- Problem -
Update the lines from the start through the line that contains "The circuit panel 42 is at (428, 418)." by replacing "outer shroud" with "outer cover". Leave all other text unchanged and return only that stretch.
┏━━
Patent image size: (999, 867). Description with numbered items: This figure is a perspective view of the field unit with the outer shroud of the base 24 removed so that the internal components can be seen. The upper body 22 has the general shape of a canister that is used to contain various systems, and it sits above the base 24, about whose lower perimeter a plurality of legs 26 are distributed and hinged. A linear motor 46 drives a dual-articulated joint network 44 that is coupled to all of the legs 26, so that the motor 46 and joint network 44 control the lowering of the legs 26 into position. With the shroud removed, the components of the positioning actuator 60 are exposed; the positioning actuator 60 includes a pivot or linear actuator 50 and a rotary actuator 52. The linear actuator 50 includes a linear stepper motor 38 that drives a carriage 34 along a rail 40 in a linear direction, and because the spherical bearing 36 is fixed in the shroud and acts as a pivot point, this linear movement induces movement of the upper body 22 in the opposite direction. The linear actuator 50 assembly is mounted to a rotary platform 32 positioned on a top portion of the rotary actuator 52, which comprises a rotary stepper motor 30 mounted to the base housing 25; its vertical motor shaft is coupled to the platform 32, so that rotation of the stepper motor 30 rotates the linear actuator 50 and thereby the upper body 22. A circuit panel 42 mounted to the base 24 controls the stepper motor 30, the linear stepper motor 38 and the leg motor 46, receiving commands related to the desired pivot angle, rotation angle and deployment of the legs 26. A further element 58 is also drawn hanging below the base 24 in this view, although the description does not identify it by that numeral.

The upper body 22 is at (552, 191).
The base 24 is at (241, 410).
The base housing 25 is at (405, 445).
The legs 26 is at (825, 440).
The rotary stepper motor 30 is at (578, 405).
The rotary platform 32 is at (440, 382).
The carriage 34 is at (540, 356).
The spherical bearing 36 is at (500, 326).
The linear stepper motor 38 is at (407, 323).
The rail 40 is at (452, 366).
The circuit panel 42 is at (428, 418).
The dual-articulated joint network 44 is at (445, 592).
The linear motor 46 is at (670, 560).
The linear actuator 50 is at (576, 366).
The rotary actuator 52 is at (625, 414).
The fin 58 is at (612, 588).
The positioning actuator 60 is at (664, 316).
┗━━
- Correct response -
Patent image size: (999, 867). Description with numbered items: This figure is a perspective view of the field unit with the outer cover of the base 24 removed so that the internal components can be seen. The upper body 22 has the general shape of a canister that is used to contain various systems, and it sits above the base 24, about whose lower perimeter a plurality of legs 26 are distributed and hinged. A linear motor 46 drives a dual-articulated joint network 44 that is coupled to all of the legs 26, so that the motor 46 and joint network 44 control the lowering of the legs 26 into position. With the shroud removed, the components of the positioning actuator 60 are exposed; the positioning actuator 60 includes a pivot or linear actuator 50 and a rotary actuator 52. The linear actuator 50 includes a linear stepper motor 38 that drives a carriage 34 along a rail 40 in a linear direction, and because the spherical bearing 36 is fixed in the shroud and acts as a pivot point, this linear movement induces movement of the upper body 22 in the opposite direction. The linear actuator 50 assembly is mounted to a rotary platform 32 positioned on a top portion of the rotary actuator 52, which comprises a rotary stepper motor 30 mounted to the base housing 25; its vertical motor shaft is coupled to the platform 32, so that rotation of the stepper motor 30 rotates the linear actuator 50 and thereby the upper body 22. A circuit panel 42 mounted to the base 24 controls the stepper motor 30, the linear stepper motor 38 and the leg motor 46, receiving commands related to the desired pivot angle, rotation angle and deployment of the legs 26. A further element 58 is also drawn hanging below the base 24 in this view, although the description does not identify it by that numeral.

The upper body 22 is at (552, 191).
The base 24 is at (241, 410).
The base housing 25 is at (405, 445).
The legs 26 is at (825, 440).
The rotary stepper motor 30 is at (578, 405).
The rotary platform 32 is at (440, 382).
The carriage 34 is at (540, 356).
The spherical bearing 36 is at (500, 326).
The linear stepper motor 38 is at (407, 323).
The rail 40 is at (452, 366).
The circuit panel 42 is at (428, 418).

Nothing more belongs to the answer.